Stated problem: Extract every line that contains the word "Winter".

Available data:
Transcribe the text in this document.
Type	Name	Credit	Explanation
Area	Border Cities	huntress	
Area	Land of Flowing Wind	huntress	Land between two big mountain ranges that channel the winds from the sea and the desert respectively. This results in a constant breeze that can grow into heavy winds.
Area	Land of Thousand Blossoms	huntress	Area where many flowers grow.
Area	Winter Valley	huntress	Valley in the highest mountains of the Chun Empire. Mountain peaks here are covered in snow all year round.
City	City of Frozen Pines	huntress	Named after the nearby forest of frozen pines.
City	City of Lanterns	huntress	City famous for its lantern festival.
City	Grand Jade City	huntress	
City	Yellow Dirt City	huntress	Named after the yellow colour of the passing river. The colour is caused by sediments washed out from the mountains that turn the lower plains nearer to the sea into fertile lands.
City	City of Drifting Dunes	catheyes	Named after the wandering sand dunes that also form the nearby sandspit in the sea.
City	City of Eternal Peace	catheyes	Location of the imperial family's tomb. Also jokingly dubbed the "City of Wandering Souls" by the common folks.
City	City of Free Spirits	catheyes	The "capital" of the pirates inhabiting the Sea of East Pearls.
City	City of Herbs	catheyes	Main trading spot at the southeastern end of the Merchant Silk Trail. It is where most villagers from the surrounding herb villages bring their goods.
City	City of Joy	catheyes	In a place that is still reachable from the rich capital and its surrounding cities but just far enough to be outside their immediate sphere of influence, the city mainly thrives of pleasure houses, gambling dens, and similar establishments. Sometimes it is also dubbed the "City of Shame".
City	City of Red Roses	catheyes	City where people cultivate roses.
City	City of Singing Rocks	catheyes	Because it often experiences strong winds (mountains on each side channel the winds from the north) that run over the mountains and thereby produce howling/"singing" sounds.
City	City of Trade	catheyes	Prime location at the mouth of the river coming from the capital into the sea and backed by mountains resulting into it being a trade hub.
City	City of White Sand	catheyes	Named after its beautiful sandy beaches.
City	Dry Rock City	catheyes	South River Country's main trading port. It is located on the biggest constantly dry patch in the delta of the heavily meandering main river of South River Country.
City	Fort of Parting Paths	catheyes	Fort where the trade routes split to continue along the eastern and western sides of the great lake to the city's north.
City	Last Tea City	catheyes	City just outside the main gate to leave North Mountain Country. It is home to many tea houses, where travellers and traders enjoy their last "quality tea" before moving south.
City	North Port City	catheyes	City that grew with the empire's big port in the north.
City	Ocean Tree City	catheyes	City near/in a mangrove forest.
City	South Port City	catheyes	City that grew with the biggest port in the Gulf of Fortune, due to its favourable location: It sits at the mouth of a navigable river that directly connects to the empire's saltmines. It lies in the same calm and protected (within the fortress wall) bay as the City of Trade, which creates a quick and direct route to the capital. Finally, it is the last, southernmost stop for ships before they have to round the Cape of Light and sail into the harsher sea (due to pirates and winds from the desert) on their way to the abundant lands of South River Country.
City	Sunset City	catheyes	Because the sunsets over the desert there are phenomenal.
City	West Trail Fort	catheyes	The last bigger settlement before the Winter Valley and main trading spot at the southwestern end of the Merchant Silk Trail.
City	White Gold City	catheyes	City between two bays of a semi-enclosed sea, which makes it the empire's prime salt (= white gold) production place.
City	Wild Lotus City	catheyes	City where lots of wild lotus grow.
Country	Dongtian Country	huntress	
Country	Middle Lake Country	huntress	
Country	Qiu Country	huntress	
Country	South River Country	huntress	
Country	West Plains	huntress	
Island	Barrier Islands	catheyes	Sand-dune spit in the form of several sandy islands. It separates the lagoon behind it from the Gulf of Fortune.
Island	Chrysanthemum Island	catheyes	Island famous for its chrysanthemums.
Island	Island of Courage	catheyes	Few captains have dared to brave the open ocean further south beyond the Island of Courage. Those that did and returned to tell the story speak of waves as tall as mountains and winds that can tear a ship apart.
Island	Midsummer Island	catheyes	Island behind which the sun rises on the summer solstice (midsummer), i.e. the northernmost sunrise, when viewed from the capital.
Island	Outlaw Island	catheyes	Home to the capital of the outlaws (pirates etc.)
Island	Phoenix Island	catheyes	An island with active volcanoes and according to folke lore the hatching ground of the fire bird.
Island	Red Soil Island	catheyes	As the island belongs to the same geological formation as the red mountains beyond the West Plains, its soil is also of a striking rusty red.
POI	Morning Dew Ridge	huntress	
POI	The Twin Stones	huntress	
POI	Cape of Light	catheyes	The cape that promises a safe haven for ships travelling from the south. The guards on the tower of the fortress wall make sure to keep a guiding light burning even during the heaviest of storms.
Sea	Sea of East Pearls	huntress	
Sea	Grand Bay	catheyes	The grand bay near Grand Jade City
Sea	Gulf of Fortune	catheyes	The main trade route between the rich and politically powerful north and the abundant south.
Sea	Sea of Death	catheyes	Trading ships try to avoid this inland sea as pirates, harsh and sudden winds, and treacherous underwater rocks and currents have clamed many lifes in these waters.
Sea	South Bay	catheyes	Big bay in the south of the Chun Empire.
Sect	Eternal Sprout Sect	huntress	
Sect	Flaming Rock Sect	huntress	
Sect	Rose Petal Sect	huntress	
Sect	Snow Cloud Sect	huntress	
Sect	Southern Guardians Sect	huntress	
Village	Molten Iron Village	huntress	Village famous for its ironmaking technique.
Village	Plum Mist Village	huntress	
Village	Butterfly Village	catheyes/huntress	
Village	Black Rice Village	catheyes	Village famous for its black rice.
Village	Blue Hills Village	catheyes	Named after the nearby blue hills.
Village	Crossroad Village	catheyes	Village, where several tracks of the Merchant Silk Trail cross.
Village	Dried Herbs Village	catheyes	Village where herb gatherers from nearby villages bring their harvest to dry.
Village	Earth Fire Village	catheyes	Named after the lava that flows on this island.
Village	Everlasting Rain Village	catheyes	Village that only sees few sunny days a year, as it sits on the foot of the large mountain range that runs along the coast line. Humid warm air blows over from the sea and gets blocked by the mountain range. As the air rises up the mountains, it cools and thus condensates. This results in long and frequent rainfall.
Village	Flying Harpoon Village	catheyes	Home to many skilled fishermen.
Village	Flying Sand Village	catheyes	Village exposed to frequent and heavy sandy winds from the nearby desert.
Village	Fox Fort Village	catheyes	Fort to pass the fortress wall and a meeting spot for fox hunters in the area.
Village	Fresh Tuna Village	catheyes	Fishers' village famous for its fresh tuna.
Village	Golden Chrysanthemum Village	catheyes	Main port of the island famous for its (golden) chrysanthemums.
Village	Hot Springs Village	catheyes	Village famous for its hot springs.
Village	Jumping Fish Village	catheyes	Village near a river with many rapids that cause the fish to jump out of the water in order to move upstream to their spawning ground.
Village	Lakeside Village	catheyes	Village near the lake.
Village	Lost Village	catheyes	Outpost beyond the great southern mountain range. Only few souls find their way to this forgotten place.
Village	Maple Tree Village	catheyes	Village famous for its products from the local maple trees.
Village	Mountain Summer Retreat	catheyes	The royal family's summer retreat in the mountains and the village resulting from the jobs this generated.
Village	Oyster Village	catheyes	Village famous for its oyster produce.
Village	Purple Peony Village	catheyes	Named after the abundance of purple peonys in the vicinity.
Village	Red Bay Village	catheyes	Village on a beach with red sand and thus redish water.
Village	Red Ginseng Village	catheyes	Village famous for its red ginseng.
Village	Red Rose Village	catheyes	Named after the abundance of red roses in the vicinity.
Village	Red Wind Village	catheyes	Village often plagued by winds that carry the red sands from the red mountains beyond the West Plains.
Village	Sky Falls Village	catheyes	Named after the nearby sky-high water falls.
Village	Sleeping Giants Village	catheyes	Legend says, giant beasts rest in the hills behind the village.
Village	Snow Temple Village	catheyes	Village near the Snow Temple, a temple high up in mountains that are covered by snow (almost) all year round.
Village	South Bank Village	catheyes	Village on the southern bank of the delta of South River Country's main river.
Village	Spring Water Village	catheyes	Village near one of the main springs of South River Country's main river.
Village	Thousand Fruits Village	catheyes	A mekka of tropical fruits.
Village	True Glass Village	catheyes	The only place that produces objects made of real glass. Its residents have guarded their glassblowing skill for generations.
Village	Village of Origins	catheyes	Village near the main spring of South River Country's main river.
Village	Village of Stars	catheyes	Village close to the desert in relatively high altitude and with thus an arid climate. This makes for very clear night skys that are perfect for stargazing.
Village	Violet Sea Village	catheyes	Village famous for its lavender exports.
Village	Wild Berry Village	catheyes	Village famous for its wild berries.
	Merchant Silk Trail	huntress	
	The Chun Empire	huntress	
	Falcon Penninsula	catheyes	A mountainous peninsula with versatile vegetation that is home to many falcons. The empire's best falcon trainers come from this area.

Solution to this exercise:
Area	Winter Valley	huntress	Valley in the highest mountains of the Chun Empire. Mountain peaks here are covered in snow all year round.
City	West Trail Fort	catheyes	The last bigger settlement before the Winter Valley and main trading spot at the southwestern end of the Merchant Silk Trail.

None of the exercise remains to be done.